### What is asked
Among the records below, find each line that includes the string "chevron" and copy it.
--------
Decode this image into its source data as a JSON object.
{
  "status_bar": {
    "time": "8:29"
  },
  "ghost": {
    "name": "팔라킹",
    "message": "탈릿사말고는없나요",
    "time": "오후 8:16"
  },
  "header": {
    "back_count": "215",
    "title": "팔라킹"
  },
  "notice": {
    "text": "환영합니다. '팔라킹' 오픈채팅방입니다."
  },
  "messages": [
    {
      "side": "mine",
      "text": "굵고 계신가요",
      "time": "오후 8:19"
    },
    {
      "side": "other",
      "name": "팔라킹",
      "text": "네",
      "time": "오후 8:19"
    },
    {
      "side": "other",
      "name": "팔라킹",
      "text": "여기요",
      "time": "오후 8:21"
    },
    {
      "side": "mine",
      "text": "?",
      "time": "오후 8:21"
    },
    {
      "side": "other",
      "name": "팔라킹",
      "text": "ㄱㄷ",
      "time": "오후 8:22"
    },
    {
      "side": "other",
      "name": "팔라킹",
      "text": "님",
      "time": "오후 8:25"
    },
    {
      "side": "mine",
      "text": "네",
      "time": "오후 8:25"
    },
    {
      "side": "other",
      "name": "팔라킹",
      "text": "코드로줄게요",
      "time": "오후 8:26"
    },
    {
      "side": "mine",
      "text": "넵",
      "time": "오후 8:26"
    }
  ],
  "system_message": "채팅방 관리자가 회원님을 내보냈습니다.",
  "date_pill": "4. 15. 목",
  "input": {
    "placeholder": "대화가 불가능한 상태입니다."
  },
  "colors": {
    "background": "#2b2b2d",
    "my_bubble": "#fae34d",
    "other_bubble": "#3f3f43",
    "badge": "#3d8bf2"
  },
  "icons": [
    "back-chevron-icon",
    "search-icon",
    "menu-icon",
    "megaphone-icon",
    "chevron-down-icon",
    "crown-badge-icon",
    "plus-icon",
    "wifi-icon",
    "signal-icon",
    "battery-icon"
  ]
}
--------
### Correct result
    "back-chevron-icon",
    "chevron-down-icon",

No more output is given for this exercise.